Give back all the data exactly, line by line.

::::::

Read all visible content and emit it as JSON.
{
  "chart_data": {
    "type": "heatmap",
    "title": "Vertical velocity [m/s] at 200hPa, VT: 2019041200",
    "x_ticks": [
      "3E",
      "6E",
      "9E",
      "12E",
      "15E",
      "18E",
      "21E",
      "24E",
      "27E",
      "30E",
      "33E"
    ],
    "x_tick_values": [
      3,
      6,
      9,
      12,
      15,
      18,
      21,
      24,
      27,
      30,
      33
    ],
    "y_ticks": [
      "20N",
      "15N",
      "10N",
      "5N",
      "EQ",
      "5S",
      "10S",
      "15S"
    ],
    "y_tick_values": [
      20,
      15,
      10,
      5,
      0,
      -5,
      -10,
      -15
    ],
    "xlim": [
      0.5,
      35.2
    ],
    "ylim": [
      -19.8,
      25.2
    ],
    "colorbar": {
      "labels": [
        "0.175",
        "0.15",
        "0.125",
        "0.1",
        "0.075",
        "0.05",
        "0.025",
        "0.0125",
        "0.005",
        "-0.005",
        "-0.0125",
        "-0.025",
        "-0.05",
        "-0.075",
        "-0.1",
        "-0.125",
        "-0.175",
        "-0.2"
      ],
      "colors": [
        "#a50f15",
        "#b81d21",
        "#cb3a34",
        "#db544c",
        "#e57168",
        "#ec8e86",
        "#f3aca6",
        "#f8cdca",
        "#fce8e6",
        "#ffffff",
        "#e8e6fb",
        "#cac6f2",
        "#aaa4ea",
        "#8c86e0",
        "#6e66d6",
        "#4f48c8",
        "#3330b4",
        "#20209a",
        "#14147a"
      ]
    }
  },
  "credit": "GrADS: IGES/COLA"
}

::::::

Exercise solution →
Read all visible content and emit it as JSON.
{
  "chart_data": {
    "type": "heatmap",
    "title": "Vertical velocity [m/s] at 200hPa, VT: 2019041200",
    "x_ticks": [
      "3E",
      "6E",
      "9E",
      "12E",
      "15E",
      "18E",
      "21E",
      "24E",
      "27E",
      "30E",
      "33E"
    ],
    "x_tick_values": [
      3,
      6,
      9,
      12,
      15,
      18,
      21,
      24,
      27,
      30,
      33
    ],
    "y_ticks": [
      "20N",
      "15N",
      "10N",
      "5N",
      "EQ",
      "5S",
      "10S",
      "15S"
    ],
    "y_tick_values": [
      20,
      15,
      10,
      5,
      0,
      -5,
      -10,
      -15
    ],
    "xlim": [
      0.5,
      35.2
    ],
    "ylim": [
      -19.8,
      25.2
    ],
    "colorbar": {
      "labels": [
        "0.175",
        "0.15",
        "0.125",
        "0.1",
        "0.075",
        "0.05",
        "0.025",
        "0.0125",
        "0.005",
        "-0.005",
        "-0.0125",
        "-0.025",
        "-0.05",
        "-0.075",
        "-0.1",
        "-0.125",
        "-0.175",
        "-0.2"
      ],
      "colors": [
        "#a50f15",
        "#b81d21",
        "#cb3a34",
        "#db544c",
        "#e57168",
        "#ec8e86",
        "#f3aca6",
        "#f8cdca",
        "#fce8e6",
        "#ffffff",
        "#e8e6fb",
        "#cac6f2",
        "#aaa4ea",
        "#8c86e0",
        "#6e66d6",
        "#4f48c8",
        "#3330b4",
        "#20209a",
        "#14147a"
      ]
    }
  },
  "credit": "GrADS: IGES/COLA"
}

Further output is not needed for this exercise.